**What to work on**: Write the count of lines that contain the word "gestational" and nothing else.

**Records supplied**:
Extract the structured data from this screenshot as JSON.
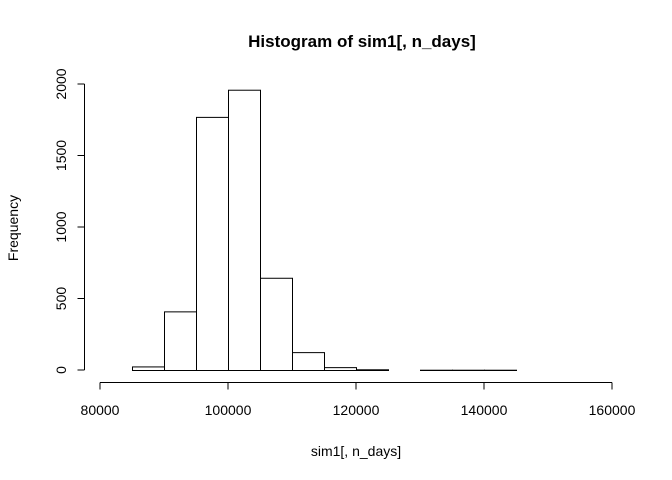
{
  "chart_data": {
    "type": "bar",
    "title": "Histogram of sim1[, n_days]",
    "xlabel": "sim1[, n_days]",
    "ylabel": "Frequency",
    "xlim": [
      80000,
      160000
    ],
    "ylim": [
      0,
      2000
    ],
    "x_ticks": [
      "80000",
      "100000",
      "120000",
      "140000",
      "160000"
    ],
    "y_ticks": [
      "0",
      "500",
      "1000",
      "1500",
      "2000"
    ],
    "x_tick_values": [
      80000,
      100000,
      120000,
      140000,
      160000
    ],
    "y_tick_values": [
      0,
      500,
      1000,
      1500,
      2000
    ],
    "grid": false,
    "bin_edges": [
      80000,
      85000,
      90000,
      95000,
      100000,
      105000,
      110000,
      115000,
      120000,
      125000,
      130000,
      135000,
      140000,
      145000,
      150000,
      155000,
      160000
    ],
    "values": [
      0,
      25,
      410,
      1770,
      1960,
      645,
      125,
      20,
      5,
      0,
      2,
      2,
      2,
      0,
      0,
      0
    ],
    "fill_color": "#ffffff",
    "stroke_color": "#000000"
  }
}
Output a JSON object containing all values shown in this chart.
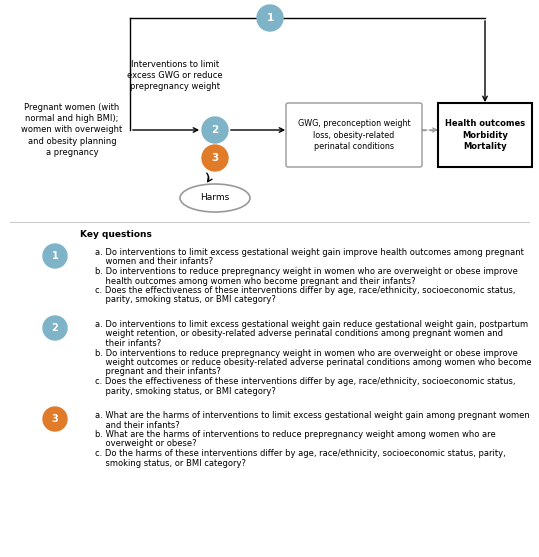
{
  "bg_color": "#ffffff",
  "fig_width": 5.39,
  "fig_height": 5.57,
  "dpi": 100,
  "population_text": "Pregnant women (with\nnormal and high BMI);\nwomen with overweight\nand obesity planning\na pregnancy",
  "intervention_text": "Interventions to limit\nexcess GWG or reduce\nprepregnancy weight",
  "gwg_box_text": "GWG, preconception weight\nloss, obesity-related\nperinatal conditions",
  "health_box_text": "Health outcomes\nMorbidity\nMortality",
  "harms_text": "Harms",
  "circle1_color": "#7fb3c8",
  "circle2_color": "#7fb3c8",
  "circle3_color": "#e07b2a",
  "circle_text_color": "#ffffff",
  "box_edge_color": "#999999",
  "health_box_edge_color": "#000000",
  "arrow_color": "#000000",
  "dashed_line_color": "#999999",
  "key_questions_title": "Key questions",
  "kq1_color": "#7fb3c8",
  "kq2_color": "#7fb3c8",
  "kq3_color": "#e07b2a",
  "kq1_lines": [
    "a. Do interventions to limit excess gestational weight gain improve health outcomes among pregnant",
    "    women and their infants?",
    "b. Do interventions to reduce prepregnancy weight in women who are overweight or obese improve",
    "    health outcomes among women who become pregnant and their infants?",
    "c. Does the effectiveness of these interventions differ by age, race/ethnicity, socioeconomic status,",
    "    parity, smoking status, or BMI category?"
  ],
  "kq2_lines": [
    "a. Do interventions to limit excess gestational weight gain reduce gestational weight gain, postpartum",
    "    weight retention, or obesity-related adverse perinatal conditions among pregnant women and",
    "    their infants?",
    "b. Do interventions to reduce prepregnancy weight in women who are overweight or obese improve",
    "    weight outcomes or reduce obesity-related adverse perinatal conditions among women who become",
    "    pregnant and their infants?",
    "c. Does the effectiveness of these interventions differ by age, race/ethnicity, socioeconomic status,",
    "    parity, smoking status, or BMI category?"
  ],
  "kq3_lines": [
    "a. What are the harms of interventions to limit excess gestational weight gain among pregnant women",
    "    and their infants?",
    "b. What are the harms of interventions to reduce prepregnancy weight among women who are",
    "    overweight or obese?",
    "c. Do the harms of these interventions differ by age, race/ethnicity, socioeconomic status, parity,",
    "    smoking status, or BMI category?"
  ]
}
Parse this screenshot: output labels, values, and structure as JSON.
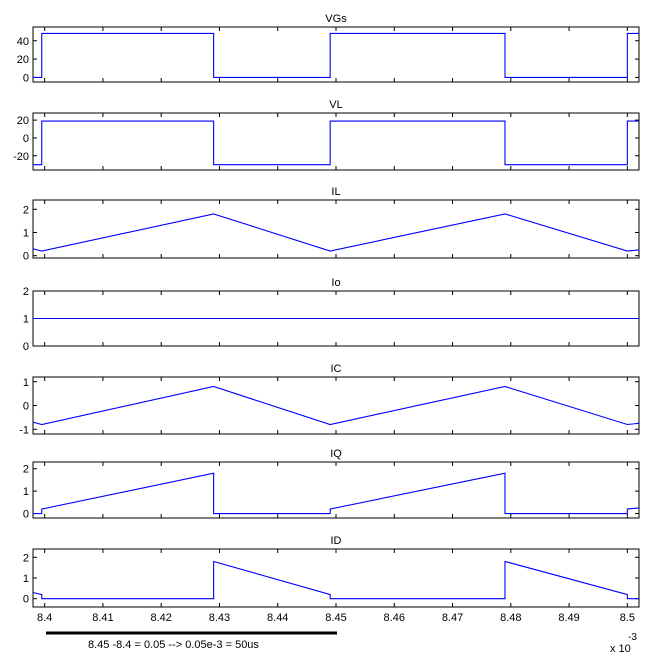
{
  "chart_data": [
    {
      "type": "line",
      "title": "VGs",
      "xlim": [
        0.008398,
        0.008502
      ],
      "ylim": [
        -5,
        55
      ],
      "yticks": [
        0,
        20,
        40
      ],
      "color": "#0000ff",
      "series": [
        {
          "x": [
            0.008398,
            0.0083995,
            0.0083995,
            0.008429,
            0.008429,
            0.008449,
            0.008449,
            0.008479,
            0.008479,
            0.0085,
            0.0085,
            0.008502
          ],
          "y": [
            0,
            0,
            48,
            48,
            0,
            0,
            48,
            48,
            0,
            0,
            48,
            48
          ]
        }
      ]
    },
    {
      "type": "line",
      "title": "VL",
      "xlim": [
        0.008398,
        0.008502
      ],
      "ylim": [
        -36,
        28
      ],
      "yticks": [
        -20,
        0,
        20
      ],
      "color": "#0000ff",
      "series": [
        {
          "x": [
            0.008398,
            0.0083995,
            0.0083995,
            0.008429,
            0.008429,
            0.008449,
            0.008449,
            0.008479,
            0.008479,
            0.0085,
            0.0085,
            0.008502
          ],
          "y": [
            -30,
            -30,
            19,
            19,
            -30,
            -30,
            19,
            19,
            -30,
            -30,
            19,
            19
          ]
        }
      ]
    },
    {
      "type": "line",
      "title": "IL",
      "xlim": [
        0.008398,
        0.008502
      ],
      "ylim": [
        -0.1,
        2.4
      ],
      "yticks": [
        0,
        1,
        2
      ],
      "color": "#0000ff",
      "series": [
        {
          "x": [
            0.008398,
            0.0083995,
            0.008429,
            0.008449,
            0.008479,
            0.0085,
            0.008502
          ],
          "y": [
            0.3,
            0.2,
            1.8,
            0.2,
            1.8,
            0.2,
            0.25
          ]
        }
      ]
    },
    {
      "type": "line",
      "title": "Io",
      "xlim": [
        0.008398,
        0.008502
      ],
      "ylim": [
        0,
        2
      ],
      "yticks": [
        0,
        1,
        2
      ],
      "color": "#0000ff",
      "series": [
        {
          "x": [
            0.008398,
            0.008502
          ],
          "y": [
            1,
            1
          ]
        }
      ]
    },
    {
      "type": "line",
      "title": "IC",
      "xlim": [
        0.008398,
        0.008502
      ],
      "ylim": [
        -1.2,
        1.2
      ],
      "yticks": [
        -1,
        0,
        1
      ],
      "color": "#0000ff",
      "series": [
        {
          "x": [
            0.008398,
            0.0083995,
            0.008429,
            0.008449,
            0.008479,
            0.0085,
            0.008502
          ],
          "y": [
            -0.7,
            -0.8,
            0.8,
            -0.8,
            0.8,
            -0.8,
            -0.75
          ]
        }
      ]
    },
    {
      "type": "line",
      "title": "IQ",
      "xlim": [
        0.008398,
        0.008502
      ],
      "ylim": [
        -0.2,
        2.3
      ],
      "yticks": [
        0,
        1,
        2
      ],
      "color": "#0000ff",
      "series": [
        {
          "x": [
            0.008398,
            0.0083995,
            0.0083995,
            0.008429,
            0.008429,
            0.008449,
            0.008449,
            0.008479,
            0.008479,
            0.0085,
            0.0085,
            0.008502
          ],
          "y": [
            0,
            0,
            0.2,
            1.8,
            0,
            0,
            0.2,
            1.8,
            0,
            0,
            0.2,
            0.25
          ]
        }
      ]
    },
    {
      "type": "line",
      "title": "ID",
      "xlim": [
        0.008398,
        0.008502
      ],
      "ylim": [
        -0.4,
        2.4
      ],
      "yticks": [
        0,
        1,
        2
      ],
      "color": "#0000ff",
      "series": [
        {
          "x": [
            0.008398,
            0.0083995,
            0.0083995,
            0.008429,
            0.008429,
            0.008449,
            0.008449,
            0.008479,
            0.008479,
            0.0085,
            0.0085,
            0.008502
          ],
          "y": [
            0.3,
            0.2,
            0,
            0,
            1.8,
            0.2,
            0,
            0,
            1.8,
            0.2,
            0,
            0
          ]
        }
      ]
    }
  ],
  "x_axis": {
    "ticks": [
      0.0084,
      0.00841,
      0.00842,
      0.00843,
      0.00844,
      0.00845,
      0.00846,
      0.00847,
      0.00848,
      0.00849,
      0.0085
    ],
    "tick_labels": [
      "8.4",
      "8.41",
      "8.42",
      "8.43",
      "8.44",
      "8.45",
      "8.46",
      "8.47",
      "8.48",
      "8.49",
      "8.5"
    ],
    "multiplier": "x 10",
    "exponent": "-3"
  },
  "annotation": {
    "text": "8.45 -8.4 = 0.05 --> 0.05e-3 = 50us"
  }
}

**Exercise result**: 3